(Aim): Every line of the listing must be reproduced as it stands. Leave the images behind.
* * * * *
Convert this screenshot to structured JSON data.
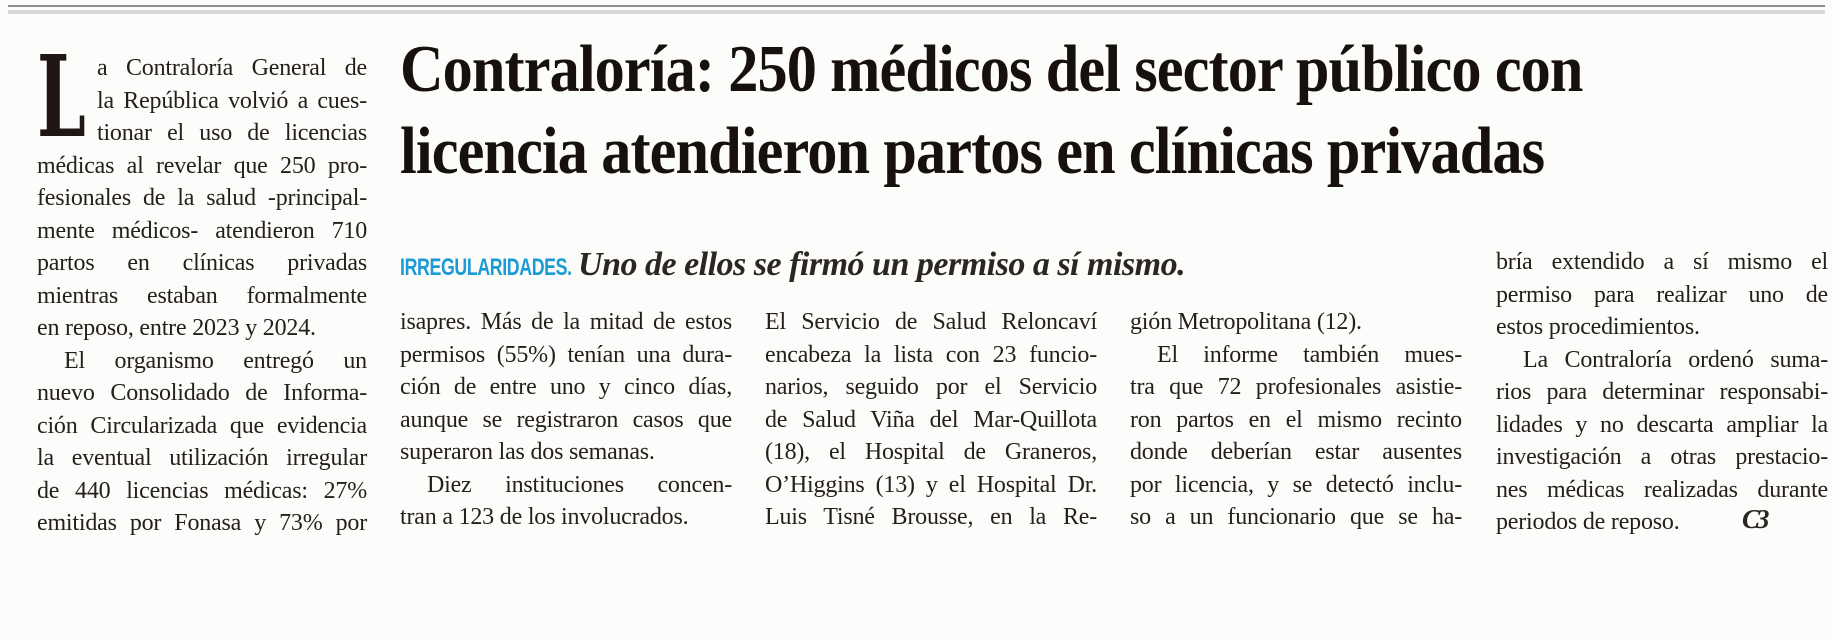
{
  "article": {
    "headline": {
      "lines": [
        "Contraloría: 250 médicos del sector público con",
        "licencia atendieron partos en clínicas privadas"
      ]
    },
    "kicker": {
      "label": "IRREGULARIDADES.",
      "label_color": "#1b9bd4",
      "text": "Uno de ellos se firmó un permiso a sí mismo."
    },
    "drop_cap": "L",
    "end_mark": "C3",
    "intro_column": {
      "paragraphs": [
        {
          "indent": false,
          "cont": false,
          "lines": [
            "a Contraloría General de",
            "la República volvió a cues-",
            "tionar el uso de licencias",
            "médicas al revelar que 250 pro-",
            "fesionales de la salud -principal-",
            "mente médicos- atendieron 710",
            "partos en clínicas privadas",
            "mientras estaban formalmente",
            "en reposo, entre 2023 y 2024."
          ]
        },
        {
          "indent": true,
          "cont": true,
          "lines": [
            "El organismo entregó un",
            "nuevo Consolidado de Informa-",
            "ción Circularizada que evidencia",
            "la eventual utilización irregular",
            "de 440 licencias médicas: 27%",
            "emitidas por Fonasa y 73% por"
          ]
        }
      ]
    },
    "body_columns": [
      {
        "paragraphs": [
          {
            "indent": false,
            "cont": false,
            "lines": [
              "isapres. Más de la mitad de estos",
              "permisos (55%) tenían una dura-",
              "ción de entre uno y cinco días,",
              "aunque se registraron casos que",
              "superaron las dos semanas."
            ]
          },
          {
            "indent": true,
            "cont": false,
            "lines": [
              "Diez instituciones concen-",
              "tran a 123 de los involucrados."
            ]
          }
        ]
      },
      {
        "paragraphs": [
          {
            "indent": false,
            "cont": true,
            "lines": [
              "El Servicio de Salud Reloncaví",
              "encabeza la lista con 23 funcio-",
              "narios, seguido por el Servicio",
              "de Salud Viña del Mar-Quillota",
              "(18), el Hospital de Graneros,",
              "O’Higgins (13) y el Hospital Dr.",
              "Luis Tisné Brousse, en la Re-"
            ]
          }
        ]
      },
      {
        "paragraphs": [
          {
            "indent": false,
            "cont": false,
            "lines": [
              "gión Metropolitana (12)."
            ]
          },
          {
            "indent": true,
            "cont": true,
            "lines": [
              "El informe también mues-",
              "tra que 72 profesionales asistie-",
              "ron partos en el mismo recinto",
              "donde deberían estar ausentes",
              "por licencia, y se detectó inclu-",
              "so a un funcionario que se ha-"
            ]
          }
        ]
      },
      {
        "paragraphs": [
          {
            "indent": false,
            "cont": false,
            "lines": [
              "bría extendido a sí mismo el",
              "permiso para realizar uno de",
              "estos procedimientos."
            ]
          },
          {
            "indent": true,
            "cont": false,
            "lines": [
              "La Contraloría ordenó suma-",
              "rios para determinar responsabi-",
              "lidades y no descarta ampliar la",
              "investigación a otras prestacio-",
              "nes médicas realizadas durante",
              "periodos de reposo."
            ]
          }
        ]
      }
    ]
  }
}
* * * * *
(Result of this task):
Convert this screenshot to structured JSON data.
{
  "article": {
    "headline": {
      "lines": [
        "Contraloría: 250 médicos del sector público con",
        "licencia atendieron partos en clínicas privadas"
      ]
    },
    "kicker": {
      "label": "IRREGULARIDADES.",
      "label_color": "#1b9bd4",
      "text": "Uno de ellos se firmó un permiso a sí mismo."
    },
    "drop_cap": "L",
    "end_mark": "C3",
    "intro_column": {
      "paragraphs": [
        {
          "indent": false,
          "cont": false,
          "lines": [
            "a Contraloría General de",
            "la República volvió a cues-",
            "tionar el uso de licencias",
            "médicas al revelar que 250 pro-",
            "fesionales de la salud -principal-",
            "mente médicos- atendieron 710",
            "partos en clínicas privadas",
            "mientras estaban formalmente",
            "en reposo, entre 2023 y 2024."
          ]
        },
        {
          "indent": true,
          "cont": true,
          "lines": [
            "El organismo entregó un",
            "nuevo Consolidado de Informa-",
            "ción Circularizada que evidencia",
            "la eventual utilización irregular",
            "de 440 licencias médicas: 27%",
            "emitidas por Fonasa y 73% por"
          ]
        }
      ]
    },
    "body_columns": [
      {
        "paragraphs": [
          {
            "indent": false,
            "cont": false,
            "lines": [
              "isapres. Más de la mitad de estos",
              "permisos (55%) tenían una dura-",
              "ción de entre uno y cinco días,",
              "aunque se registraron casos que",
              "superaron las dos semanas."
            ]
          },
          {
            "indent": true,
            "cont": false,
            "lines": [
              "Diez instituciones concen-",
              "tran a 123 de los involucrados."
            ]
          }
        ]
      },
      {
        "paragraphs": [
          {
            "indent": false,
            "cont": true,
            "lines": [
              "El Servicio de Salud Reloncaví",
              "encabeza la lista con 23 funcio-",
              "narios, seguido por el Servicio",
              "de Salud Viña del Mar-Quillota",
              "(18), el Hospital de Graneros,",
              "O’Higgins (13) y el Hospital Dr.",
              "Luis Tisné Brousse, en la Re-"
            ]
          }
        ]
      },
      {
        "paragraphs": [
          {
            "indent": false,
            "cont": false,
            "lines": [
              "gión Metropolitana (12)."
            ]
          },
          {
            "indent": true,
            "cont": true,
            "lines": [
              "El informe también mues-",
              "tra que 72 profesionales asistie-",
              "ron partos en el mismo recinto",
              "donde deberían estar ausentes",
              "por licencia, y se detectó inclu-",
              "so a un funcionario que se ha-"
            ]
          }
        ]
      },
      {
        "paragraphs": [
          {
            "indent": false,
            "cont": false,
            "lines": [
              "bría extendido a sí mismo el",
              "permiso para realizar uno de",
              "estos procedimientos."
            ]
          },
          {
            "indent": true,
            "cont": false,
            "lines": [
              "La Contraloría ordenó suma-",
              "rios para determinar responsabi-",
              "lidades y no descarta ampliar la",
              "investigación a otras prestacio-",
              "nes médicas realizadas durante",
              "periodos de reposo."
            ]
          }
        ]
      }
    ]
  }
}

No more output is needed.